→ Aim of the exercise: Pull out every row below that contains the string `ticks` and copy each one unchanged.

>> begin

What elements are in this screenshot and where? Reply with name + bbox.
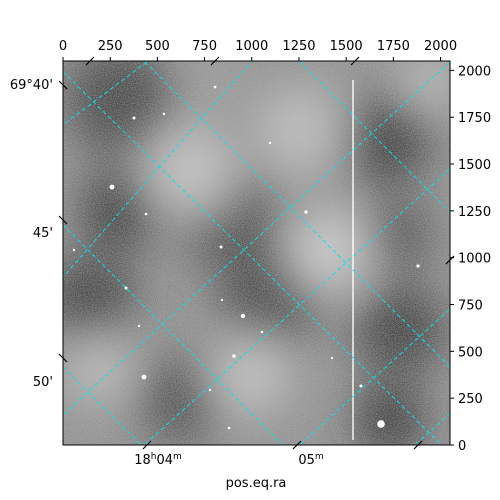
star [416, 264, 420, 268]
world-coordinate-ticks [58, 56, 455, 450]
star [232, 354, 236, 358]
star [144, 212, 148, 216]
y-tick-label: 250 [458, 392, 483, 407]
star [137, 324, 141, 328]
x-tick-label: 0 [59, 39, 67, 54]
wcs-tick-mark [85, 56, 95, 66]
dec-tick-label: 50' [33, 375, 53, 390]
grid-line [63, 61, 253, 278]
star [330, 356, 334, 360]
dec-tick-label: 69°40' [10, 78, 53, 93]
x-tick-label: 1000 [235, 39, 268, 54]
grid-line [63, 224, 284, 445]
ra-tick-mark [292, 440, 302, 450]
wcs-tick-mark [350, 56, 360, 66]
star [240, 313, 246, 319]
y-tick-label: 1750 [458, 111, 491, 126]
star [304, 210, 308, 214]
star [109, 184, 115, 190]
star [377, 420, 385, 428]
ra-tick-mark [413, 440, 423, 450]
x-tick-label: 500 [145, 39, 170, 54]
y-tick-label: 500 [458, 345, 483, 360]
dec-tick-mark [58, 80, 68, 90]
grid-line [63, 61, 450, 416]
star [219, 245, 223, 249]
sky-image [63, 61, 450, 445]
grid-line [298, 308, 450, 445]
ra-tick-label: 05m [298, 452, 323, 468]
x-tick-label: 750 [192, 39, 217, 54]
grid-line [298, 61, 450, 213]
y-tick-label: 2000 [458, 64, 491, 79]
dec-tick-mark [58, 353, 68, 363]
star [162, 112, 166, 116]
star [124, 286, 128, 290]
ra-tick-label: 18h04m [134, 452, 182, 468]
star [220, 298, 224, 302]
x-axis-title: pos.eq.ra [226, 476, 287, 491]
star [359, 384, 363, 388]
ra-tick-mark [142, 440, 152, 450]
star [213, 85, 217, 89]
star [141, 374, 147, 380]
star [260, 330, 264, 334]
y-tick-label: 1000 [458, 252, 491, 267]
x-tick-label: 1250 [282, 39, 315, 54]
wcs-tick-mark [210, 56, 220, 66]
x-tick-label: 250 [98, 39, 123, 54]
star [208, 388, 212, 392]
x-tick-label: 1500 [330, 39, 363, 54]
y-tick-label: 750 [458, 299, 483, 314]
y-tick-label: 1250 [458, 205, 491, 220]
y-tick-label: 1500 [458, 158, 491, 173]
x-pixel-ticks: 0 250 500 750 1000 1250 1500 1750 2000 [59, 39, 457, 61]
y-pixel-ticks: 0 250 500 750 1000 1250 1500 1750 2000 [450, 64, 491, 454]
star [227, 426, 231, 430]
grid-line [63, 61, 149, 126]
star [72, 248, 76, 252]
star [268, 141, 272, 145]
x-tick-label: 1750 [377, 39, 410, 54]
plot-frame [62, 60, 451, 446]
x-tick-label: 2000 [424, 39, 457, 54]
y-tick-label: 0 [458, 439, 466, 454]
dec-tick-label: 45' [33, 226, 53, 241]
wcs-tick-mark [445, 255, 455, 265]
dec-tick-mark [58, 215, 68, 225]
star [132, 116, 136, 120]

>> end

→ Written solution:
world-coordinate-ticks [58, 56, 455, 450]
x-pixel-ticks: 0 250 500 750 1000 1250 1500 1750 2000 [59, 39, 457, 61]
y-pixel-ticks: 0 250 500 750 1000 1250 1500 1750 2000 [450, 64, 491, 454]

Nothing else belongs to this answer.